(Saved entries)
====================
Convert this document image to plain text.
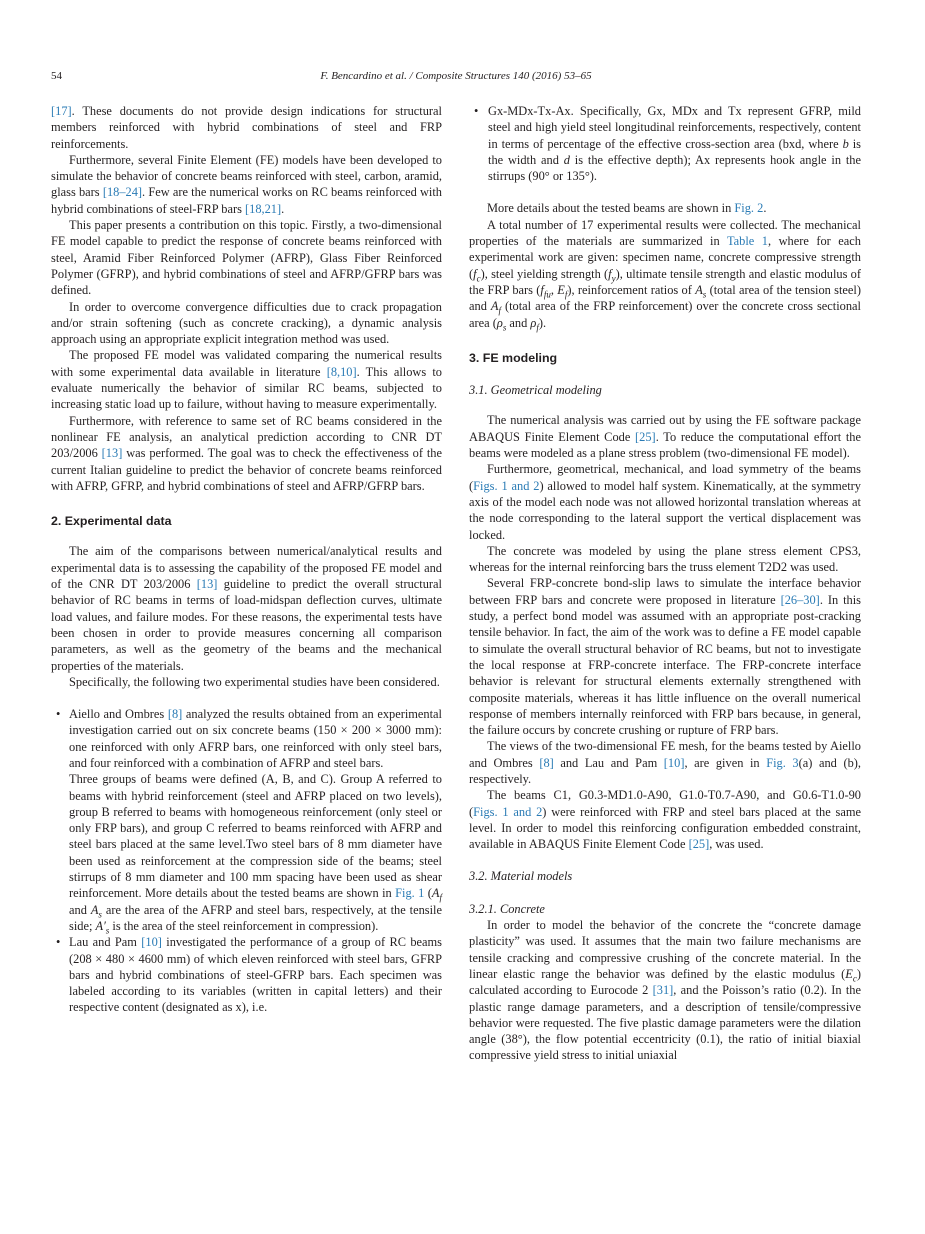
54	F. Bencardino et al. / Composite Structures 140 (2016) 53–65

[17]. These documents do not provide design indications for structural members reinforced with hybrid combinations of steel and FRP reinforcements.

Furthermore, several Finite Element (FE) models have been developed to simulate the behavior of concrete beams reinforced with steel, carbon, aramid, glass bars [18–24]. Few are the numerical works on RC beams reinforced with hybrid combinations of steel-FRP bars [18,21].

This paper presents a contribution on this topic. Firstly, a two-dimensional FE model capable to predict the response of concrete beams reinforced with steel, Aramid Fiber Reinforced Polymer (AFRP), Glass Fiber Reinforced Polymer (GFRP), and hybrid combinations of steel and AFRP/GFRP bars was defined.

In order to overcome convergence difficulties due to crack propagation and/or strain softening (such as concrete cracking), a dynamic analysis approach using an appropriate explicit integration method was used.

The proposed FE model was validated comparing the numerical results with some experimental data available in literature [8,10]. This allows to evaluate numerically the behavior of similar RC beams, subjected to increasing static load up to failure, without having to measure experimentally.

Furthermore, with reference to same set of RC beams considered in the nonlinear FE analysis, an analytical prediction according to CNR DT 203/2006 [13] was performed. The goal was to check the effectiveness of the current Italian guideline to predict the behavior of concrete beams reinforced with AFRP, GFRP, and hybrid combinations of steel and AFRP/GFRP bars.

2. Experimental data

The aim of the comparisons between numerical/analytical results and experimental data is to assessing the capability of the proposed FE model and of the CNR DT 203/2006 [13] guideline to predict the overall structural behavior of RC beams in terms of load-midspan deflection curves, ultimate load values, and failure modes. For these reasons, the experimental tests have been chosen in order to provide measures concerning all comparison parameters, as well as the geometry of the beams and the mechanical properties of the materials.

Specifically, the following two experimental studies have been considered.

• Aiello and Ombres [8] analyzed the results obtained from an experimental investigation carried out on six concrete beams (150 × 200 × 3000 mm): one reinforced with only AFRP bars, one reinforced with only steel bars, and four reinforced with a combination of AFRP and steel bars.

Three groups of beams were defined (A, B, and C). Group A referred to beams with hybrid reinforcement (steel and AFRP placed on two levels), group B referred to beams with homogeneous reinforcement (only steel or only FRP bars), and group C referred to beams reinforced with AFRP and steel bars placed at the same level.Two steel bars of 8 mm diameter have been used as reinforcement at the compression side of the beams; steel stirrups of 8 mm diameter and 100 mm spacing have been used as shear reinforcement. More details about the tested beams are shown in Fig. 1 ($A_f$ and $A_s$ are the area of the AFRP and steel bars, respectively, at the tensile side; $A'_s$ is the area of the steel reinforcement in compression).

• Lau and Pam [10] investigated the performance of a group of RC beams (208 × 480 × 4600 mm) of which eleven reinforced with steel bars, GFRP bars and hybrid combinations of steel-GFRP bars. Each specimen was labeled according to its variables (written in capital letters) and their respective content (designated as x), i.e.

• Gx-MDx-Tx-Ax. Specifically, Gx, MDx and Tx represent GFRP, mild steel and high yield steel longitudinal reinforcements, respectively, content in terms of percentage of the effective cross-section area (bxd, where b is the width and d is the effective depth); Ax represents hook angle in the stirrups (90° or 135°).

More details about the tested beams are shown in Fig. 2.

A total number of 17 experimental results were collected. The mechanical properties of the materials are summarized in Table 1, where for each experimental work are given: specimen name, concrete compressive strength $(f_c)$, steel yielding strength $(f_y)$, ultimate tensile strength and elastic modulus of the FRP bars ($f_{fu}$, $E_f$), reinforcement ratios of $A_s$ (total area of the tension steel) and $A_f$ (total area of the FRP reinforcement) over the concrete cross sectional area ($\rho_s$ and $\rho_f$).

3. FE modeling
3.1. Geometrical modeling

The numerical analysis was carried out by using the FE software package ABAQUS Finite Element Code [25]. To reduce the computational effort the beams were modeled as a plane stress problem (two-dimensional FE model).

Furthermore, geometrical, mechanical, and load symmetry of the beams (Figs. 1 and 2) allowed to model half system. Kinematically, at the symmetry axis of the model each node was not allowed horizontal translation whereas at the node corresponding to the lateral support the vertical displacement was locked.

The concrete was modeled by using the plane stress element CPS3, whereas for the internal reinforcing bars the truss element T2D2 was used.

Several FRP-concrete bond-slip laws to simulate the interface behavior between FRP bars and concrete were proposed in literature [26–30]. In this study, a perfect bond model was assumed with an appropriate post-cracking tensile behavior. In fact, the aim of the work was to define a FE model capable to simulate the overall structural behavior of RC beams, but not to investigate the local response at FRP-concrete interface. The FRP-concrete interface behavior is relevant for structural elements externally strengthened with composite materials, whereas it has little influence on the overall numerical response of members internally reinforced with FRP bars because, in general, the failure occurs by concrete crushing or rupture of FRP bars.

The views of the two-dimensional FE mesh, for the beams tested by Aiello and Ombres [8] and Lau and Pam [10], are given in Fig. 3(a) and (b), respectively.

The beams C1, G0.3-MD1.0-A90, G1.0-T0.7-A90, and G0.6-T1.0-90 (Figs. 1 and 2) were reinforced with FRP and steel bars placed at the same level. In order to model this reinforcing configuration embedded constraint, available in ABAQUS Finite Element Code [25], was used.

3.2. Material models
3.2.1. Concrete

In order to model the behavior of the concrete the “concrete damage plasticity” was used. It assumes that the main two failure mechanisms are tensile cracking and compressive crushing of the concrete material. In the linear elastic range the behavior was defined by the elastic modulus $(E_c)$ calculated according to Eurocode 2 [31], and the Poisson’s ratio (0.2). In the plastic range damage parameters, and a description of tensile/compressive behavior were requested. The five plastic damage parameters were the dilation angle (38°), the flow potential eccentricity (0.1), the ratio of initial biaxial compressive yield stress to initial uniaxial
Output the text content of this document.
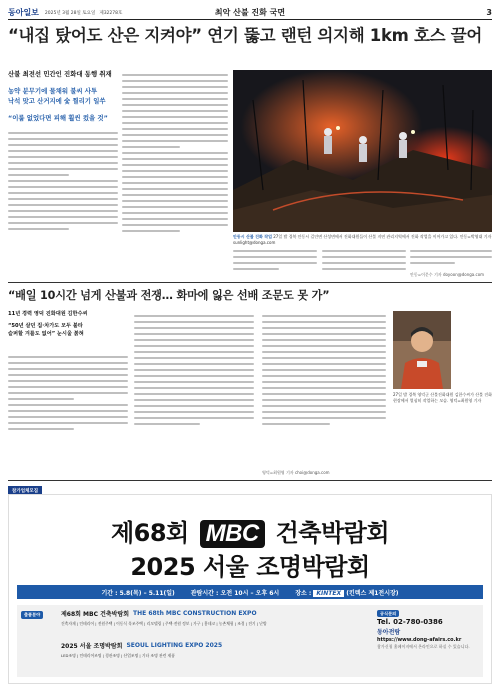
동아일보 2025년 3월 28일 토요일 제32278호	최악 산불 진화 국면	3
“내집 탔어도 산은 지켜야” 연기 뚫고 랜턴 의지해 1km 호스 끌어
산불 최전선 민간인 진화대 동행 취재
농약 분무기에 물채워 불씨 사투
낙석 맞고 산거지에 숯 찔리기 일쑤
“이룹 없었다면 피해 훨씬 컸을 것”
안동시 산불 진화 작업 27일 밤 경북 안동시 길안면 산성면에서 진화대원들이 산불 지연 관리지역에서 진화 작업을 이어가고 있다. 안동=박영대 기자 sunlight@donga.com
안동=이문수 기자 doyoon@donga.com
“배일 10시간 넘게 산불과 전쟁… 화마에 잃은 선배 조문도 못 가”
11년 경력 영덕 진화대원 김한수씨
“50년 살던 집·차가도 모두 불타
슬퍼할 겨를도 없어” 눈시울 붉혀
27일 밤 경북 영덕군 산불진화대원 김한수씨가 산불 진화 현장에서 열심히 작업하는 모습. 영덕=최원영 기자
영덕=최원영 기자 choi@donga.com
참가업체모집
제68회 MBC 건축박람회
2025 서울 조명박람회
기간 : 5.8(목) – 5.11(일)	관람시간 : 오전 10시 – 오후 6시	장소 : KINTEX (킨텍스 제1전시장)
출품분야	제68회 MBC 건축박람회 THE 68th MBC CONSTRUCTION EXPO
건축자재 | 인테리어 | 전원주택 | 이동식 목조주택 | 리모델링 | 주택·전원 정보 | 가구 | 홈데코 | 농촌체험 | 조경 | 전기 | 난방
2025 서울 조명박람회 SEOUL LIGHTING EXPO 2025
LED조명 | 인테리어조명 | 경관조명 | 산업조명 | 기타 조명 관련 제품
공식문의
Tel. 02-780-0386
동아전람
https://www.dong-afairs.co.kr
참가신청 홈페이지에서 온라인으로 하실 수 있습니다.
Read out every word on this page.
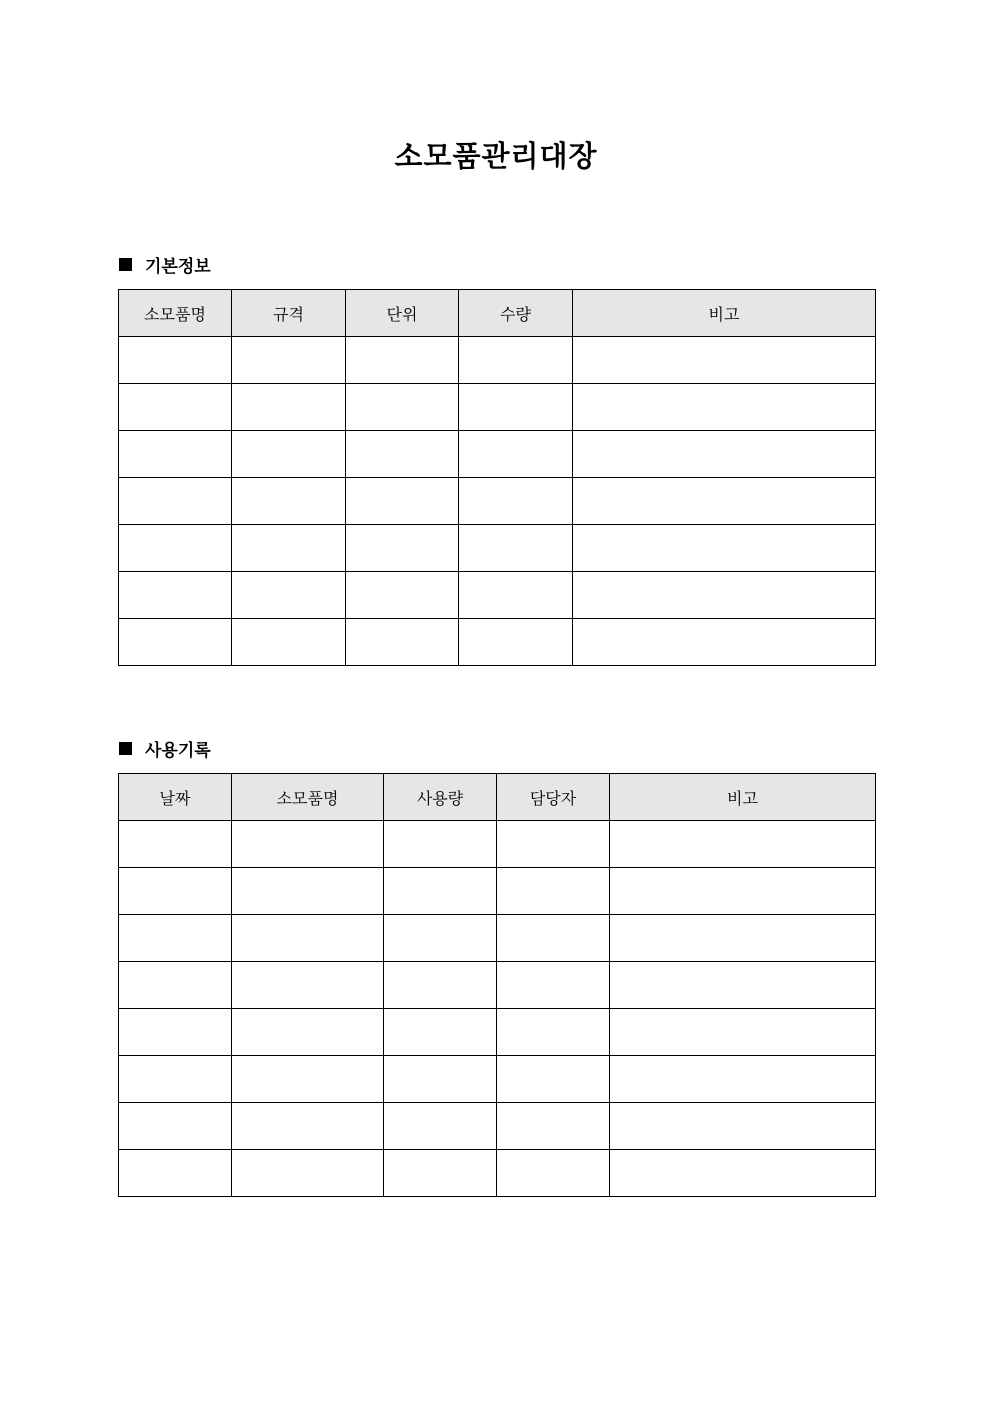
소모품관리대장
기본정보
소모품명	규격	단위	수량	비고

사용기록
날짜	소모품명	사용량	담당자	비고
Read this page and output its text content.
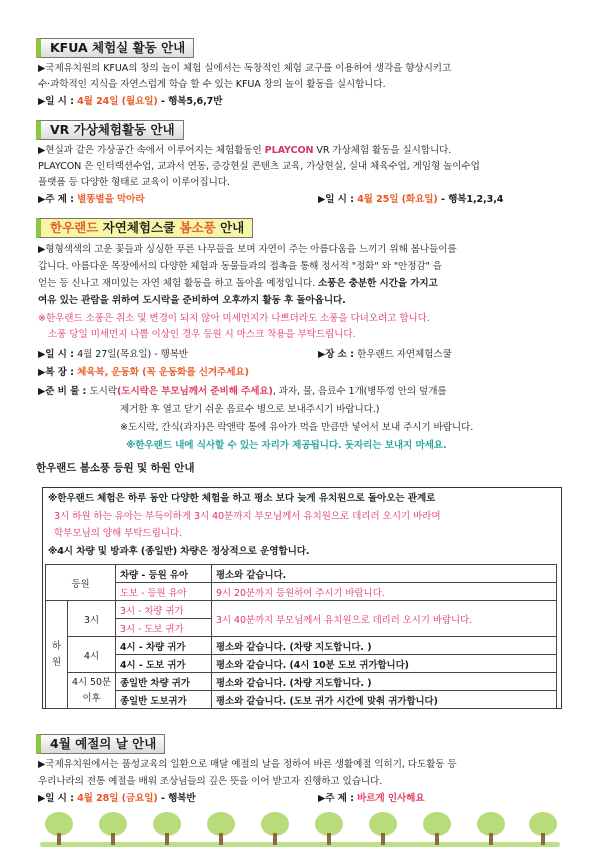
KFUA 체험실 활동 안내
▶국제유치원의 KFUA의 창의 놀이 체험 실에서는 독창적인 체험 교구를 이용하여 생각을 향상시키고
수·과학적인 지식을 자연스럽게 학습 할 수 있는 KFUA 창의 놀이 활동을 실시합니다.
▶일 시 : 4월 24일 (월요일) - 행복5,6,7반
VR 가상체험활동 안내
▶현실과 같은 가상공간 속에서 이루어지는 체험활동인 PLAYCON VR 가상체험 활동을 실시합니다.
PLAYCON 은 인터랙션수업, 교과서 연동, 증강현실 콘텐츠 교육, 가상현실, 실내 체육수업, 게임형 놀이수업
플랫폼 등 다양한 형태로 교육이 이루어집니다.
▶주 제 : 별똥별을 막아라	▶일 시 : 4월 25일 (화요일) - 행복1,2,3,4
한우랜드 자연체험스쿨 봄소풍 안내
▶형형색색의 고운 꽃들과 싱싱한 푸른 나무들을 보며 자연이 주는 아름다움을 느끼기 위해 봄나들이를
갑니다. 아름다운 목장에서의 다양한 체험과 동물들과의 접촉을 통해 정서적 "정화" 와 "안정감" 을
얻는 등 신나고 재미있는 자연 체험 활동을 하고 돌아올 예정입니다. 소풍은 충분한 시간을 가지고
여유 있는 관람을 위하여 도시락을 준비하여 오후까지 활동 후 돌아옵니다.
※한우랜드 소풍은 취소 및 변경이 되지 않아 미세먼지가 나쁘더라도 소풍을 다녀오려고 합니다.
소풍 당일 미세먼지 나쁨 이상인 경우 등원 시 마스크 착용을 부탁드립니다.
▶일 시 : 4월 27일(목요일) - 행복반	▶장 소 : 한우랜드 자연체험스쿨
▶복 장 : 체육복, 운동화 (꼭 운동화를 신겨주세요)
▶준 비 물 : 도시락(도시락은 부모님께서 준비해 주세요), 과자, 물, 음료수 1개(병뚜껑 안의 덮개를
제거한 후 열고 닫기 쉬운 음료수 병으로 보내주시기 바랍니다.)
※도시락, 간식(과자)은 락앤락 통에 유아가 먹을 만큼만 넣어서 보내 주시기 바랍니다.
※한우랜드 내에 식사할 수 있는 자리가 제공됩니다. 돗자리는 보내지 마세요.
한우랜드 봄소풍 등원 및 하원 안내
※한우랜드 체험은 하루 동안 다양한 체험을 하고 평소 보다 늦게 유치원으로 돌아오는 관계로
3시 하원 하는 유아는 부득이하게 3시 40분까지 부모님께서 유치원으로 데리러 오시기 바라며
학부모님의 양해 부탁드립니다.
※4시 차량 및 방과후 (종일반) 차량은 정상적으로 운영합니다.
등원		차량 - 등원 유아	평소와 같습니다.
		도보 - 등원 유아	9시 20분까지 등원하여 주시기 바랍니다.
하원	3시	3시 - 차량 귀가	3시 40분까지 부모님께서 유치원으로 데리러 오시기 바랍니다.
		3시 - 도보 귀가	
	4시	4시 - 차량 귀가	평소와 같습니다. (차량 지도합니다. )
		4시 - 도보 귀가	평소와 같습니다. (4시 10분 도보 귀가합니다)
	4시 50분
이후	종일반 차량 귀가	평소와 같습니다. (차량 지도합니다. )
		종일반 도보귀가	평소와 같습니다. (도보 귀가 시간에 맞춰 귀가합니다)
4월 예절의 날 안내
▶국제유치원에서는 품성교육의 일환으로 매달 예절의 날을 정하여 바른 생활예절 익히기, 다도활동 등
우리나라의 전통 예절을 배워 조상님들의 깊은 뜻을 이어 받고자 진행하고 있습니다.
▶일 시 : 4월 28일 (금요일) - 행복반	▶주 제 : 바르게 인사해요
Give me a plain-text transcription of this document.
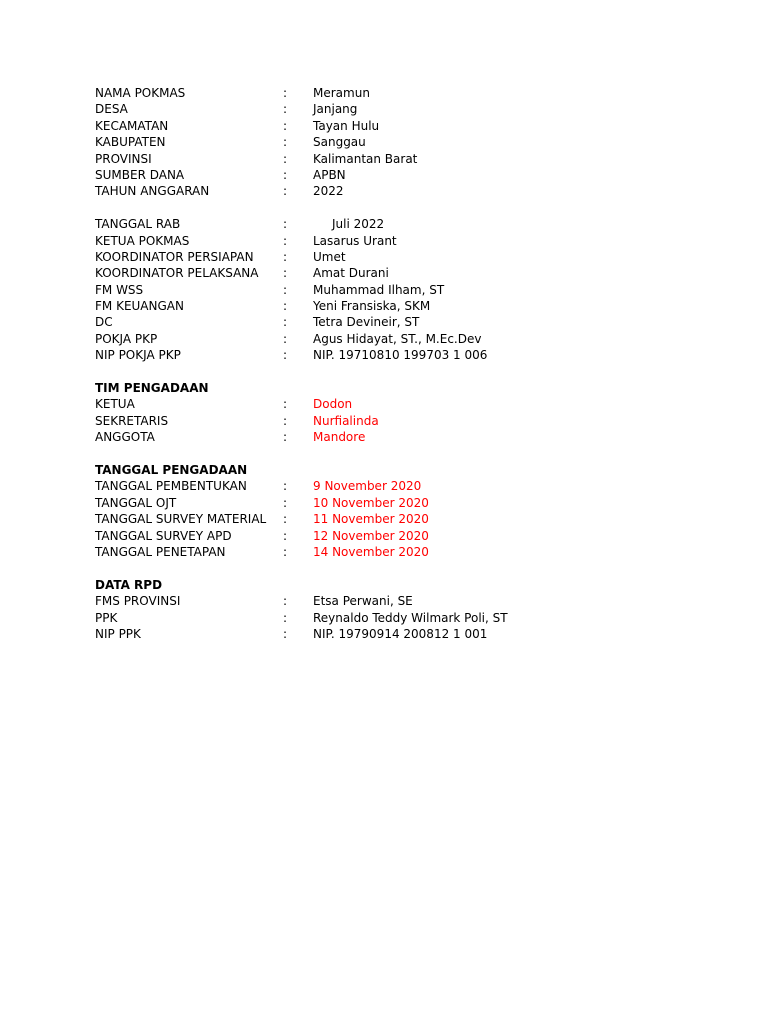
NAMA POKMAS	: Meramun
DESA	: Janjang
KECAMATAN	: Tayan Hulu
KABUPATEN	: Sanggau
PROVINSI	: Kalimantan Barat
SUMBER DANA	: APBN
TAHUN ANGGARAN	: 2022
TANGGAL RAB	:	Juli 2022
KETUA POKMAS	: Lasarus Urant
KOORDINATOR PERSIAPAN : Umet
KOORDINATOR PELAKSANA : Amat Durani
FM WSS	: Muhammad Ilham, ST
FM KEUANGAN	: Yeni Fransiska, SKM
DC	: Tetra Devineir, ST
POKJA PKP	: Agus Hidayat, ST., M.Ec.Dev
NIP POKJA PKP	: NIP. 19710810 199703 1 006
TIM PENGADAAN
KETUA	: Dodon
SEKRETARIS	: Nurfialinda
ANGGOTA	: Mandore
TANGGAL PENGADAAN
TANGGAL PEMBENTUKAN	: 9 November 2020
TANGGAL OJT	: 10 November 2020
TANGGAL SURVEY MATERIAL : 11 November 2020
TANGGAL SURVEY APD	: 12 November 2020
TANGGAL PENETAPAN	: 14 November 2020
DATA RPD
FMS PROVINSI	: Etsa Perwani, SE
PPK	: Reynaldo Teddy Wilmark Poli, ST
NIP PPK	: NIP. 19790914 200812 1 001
====================
TASK: Where a line above contains the string "PROVINSI", copy that line.

FULL OUTPUT:
PROVINSI	: Kalimantan Barat
FMS PROVINSI	: Etsa Perwani, SE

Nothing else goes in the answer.